● **Dataset records**:
--- Begin ---
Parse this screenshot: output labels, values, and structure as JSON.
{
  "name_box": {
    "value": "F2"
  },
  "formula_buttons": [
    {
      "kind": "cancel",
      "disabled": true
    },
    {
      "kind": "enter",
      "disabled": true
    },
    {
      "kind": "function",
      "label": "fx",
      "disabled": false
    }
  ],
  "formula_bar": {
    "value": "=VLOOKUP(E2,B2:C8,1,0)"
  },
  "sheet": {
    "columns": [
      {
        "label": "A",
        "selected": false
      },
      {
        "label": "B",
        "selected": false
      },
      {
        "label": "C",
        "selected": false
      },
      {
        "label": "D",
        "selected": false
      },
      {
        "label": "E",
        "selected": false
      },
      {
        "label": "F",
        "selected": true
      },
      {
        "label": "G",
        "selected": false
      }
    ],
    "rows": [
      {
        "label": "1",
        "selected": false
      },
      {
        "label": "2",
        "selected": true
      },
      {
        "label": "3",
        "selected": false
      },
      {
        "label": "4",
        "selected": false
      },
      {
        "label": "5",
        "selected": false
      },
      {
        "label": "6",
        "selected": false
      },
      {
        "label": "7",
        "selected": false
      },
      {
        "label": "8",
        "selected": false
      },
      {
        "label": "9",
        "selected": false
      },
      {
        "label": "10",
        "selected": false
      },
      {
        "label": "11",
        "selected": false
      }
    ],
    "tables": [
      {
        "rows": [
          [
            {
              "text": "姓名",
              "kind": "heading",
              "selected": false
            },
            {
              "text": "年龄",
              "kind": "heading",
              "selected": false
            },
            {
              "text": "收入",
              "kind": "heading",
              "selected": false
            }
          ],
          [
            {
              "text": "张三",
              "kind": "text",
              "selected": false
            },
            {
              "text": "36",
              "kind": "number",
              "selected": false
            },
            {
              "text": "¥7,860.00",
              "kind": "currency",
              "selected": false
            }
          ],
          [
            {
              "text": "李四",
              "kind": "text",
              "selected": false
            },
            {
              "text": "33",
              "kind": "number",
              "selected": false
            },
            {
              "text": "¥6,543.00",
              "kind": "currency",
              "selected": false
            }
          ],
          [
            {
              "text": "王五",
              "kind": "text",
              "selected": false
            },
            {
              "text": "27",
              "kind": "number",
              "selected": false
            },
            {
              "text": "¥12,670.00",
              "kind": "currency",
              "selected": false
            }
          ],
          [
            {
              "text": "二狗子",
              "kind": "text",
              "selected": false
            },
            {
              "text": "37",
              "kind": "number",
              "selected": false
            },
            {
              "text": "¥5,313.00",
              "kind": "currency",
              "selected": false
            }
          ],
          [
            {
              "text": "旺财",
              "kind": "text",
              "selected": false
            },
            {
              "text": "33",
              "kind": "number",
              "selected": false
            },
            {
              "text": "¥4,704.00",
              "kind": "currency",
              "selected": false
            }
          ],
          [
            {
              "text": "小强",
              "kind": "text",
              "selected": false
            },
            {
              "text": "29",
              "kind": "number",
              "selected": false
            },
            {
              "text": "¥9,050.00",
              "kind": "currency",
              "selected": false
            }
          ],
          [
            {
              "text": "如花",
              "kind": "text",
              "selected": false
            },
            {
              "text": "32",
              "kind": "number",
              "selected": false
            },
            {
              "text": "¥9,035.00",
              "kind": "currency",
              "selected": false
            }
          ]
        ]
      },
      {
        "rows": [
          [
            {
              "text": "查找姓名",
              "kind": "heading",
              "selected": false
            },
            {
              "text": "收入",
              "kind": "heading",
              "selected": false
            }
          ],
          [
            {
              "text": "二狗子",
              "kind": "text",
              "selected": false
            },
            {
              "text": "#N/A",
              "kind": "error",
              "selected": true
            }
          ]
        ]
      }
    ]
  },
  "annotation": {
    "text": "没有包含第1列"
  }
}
--- End ---
● **Goal**: Restate the data above word for word.

● **Reply to the task**:
Parse this screenshot: output labels, values, and structure as JSON.
{
  "name_box": {
    "value": "F2"
  },
  "formula_buttons": [
    {
      "kind": "cancel",
      "disabled": true
    },
    {
      "kind": "enter",
      "disabled": true
    },
    {
      "kind": "function",
      "label": "fx",
      "disabled": false
    }
  ],
  "formula_bar": {
    "value": "=VLOOKUP(E2,B2:C8,1,0)"
  },
  "sheet": {
    "columns": [
      {
        "label": "A",
        "selected": false
      },
      {
        "label": "B",
        "selected": false
      },
      {
        "label": "C",
        "selected": false
      },
      {
        "label": "D",
        "selected": false
      },
      {
        "label": "E",
        "selected": false
      },
      {
        "label": "F",
        "selected": true
      },
      {
        "label": "G",
        "selected": false
      }
    ],
    "rows": [
      {
        "label": "1",
        "selected": false
      },
      {
        "label": "2",
        "selected": true
      },
      {
        "label": "3",
        "selected": false
      },
      {
        "label": "4",
        "selected": false
      },
      {
        "label": "5",
        "selected": false
      },
      {
        "label": "6",
        "selected": false
      },
      {
        "label": "7",
        "selected": false
      },
      {
        "label": "8",
        "selected": false
      },
      {
        "label": "9",
        "selected": false
      },
      {
        "label": "10",
        "selected": false
      },
      {
        "label": "11",
        "selected": false
      }
    ],
    "tables": [
      {
        "rows": [
          [
            {
              "text": "姓名",
              "kind": "heading",
              "selected": false
            },
            {
              "text": "年龄",
              "kind": "heading",
              "selected": false
            },
            {
              "text": "收入",
              "kind": "heading",
              "selected": false
            }
          ],
          [
            {
              "text": "张三",
              "kind": "text",
              "selected": false
            },
            {
              "text": "36",
              "kind": "number",
              "selected": false
            },
            {
              "text": "¥7,860.00",
              "kind": "currency",
              "selected": false
            }
          ],
          [
            {
              "text": "李四",
              "kind": "text",
              "selected": false
            },
            {
              "text": "33",
              "kind": "number",
              "selected": false
            },
            {
              "text": "¥6,543.00",
              "kind": "currency",
              "selected": false
            }
          ],
          [
            {
              "text": "王五",
              "kind": "text",
              "selected": false
            },
            {
              "text": "27",
              "kind": "number",
              "selected": false
            },
            {
              "text": "¥12,670.00",
              "kind": "currency",
              "selected": false
            }
          ],
          [
            {
              "text": "二狗子",
              "kind": "text",
              "selected": false
            },
            {
              "text": "37",
              "kind": "number",
              "selected": false
            },
            {
              "text": "¥5,313.00",
              "kind": "currency",
              "selected": false
            }
          ],
          [
            {
              "text": "旺财",
              "kind": "text",
              "selected": false
            },
            {
              "text": "33",
              "kind": "number",
              "selected": false
            },
            {
              "text": "¥4,704.00",
              "kind": "currency",
              "selected": false
            }
          ],
          [
            {
              "text": "小强",
              "kind": "text",
              "selected": false
            },
            {
              "text": "29",
              "kind": "number",
              "selected": false
            },
            {
              "text": "¥9,050.00",
              "kind": "currency",
              "selected": false
            }
          ],
          [
            {
              "text": "如花",
              "kind": "text",
              "selected": false
            },
            {
              "text": "32",
              "kind": "number",
              "selected": false
            },
            {
              "text": "¥9,035.00",
              "kind": "currency",
              "selected": false
            }
          ]
        ]
      },
      {
        "rows": [
          [
            {
              "text": "查找姓名",
              "kind": "heading",
              "selected": false
            },
            {
              "text": "收入",
              "kind": "heading",
              "selected": false
            }
          ],
          [
            {
              "text": "二狗子",
              "kind": "text",
              "selected": false
            },
            {
              "text": "#N/A",
              "kind": "error",
              "selected": true
            }
          ]
        ]
      }
    ]
  },
  "annotation": {
    "text": "没有包含第1列"
  }
}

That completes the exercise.